SHORT TASK:
Restate each line word for word. Leave out every picture.

GIVEN RECORDS:
-- begin --
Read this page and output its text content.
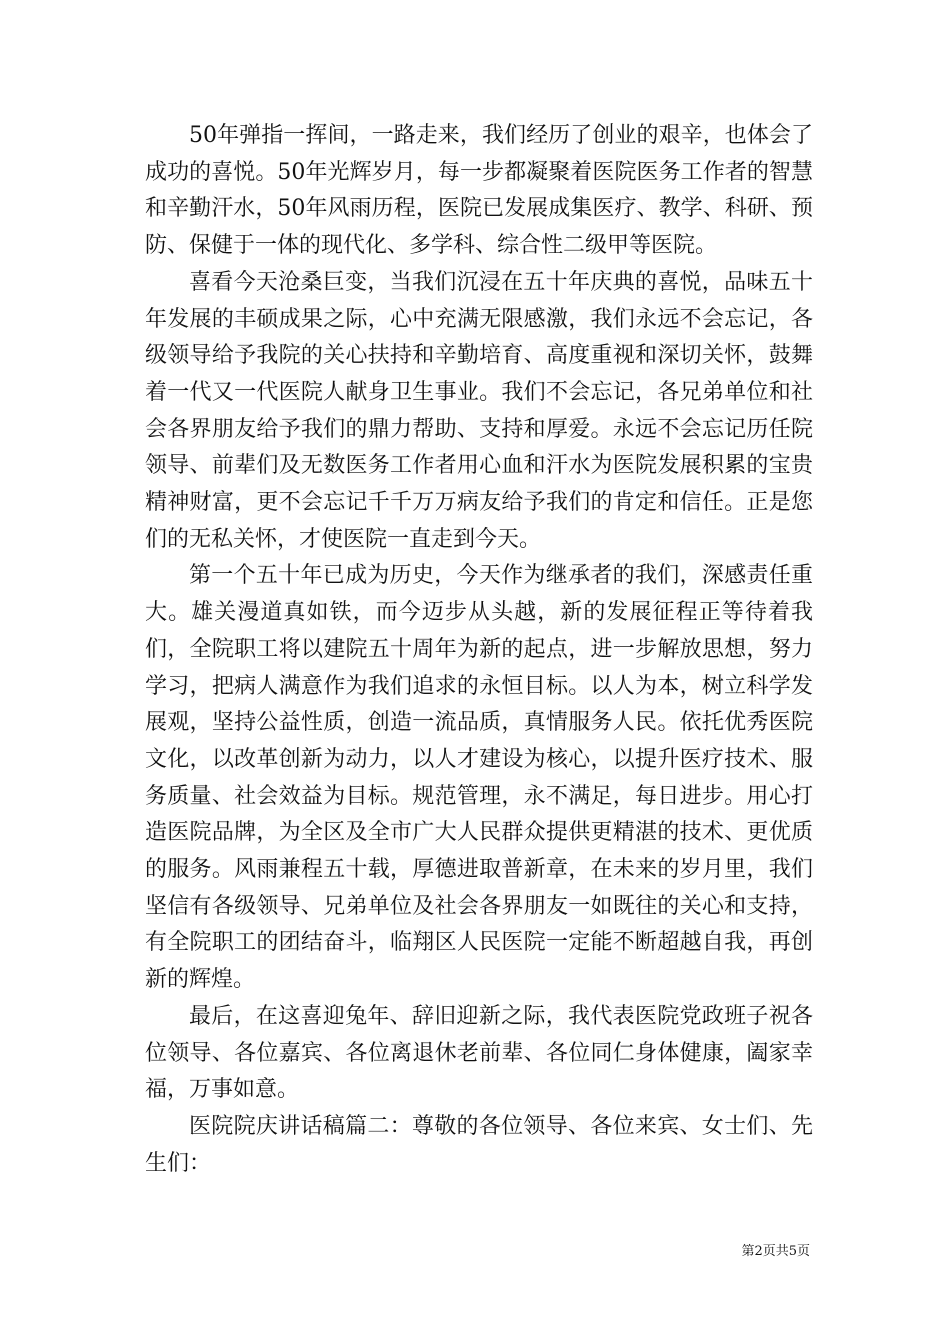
50年弹指一挥间，一路走来，我们经历了创业的艰辛，也体会了成功的喜悦。50年光辉岁月，每一步都凝聚着医院医务工作者的智慧和辛勤汗水，50年风雨历程，医院已发展成集医疗、教学、科研、预防、保健于一体的现代化、多学科、综合性二级甲等医院。

喜看今天沧桑巨变，当我们沉浸在五十年庆典的喜悦，品味五十年发展的丰硕成果之际，心中充满无限感激，我们永远不会忘记，各级领导给予我院的关心扶持和辛勤培育、高度重视和深切关怀，鼓舞着一代又一代医院人献身卫生事业。我们不会忘记，各兄弟单位和社会各界朋友给予我们的鼎力帮助、支持和厚爱。永远不会忘记历任院领导、前辈们及无数医务工作者用心血和汗水为医院发展积累的宝贵精神财富，更不会忘记千千万万病友给予我们的肯定和信任。正是您们的无私关怀，才使医院一直走到今天。

第一个五十年已成为历史，今天作为继承者的我们，深感责任重大。雄关漫道真如铁，而今迈步从头越，新的发展征程正等待着我们，全院职工将以建院五十周年为新的起点，进一步解放思想，努力学习，把病人满意作为我们追求的永恒目标。以人为本，树立科学发展观，坚持公益性质，创造一流品质，真情服务人民。依托优秀医院文化，以改革创新为动力，以人才建设为核心，以提升医疗技术、服务质量、社会效益为目标。规范管理，永不满足，每日进步。用心打造医院品牌，为全区及全市广大人民群众提供更精湛的技术、更优质的服务。风雨兼程五十载，厚德进取普新章，在未来的岁月里，我们坚信有各级领导、兄弟单位及社会各界朋友一如既往的关心和支持，有全院职工的团结奋斗，临翔区人民医院一定能不断超越自我，再创新的辉煌。

最后，在这喜迎兔年、辞旧迎新之际，我代表医院党政班子祝各位领导、各位嘉宾、各位离退休老前辈、各位同仁身体健康，阖家幸福，万事如意。

医院院庆讲话稿篇二：尊敬的各位领导、各位来宾、女士们、先生们：

第2页共5页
-- end --
TASK ANSWER:
Read this page and output its text content.
50年弹指一挥间，一路走来，我们经历了创业的艰辛，也体会了成功的喜悦。50年光辉岁月，每一步都凝聚着医院医务工作者的智慧和辛勤汗水，50年风雨历程，医院已发展成集医疗、教学、科研、预防、保健于一体的现代化、多学科、综合性二级甲等医院。

喜看今天沧桑巨变，当我们沉浸在五十年庆典的喜悦，品味五十年发展的丰硕成果之际，心中充满无限感激，我们永远不会忘记，各级领导给予我院的关心扶持和辛勤培育、高度重视和深切关怀，鼓舞着一代又一代医院人献身卫生事业。我们不会忘记，各兄弟单位和社会各界朋友给予我们的鼎力帮助、支持和厚爱。永远不会忘记历任院领导、前辈们及无数医务工作者用心血和汗水为医院发展积累的宝贵精神财富，更不会忘记千千万万病友给予我们的肯定和信任。正是您们的无私关怀，才使医院一直走到今天。

第一个五十年已成为历史，今天作为继承者的我们，深感责任重大。雄关漫道真如铁，而今迈步从头越，新的发展征程正等待着我们，全院职工将以建院五十周年为新的起点，进一步解放思想，努力学习，把病人满意作为我们追求的永恒目标。以人为本，树立科学发展观，坚持公益性质，创造一流品质，真情服务人民。依托优秀医院文化，以改革创新为动力，以人才建设为核心，以提升医疗技术、服务质量、社会效益为目标。规范管理，永不满足，每日进步。用心打造医院品牌，为全区及全市广大人民群众提供更精湛的技术、更优质的服务。风雨兼程五十载，厚德进取普新章，在未来的岁月里，我们坚信有各级领导、兄弟单位及社会各界朋友一如既往的关心和支持，有全院职工的团结奋斗，临翔区人民医院一定能不断超越自我，再创新的辉煌。

最后，在这喜迎兔年、辞旧迎新之际，我代表医院党政班子祝各位领导、各位嘉宾、各位离退休老前辈、各位同仁身体健康，阖家幸福，万事如意。

医院院庆讲话稿篇二：尊敬的各位领导、各位来宾、女士们、先生们：

第2页共5页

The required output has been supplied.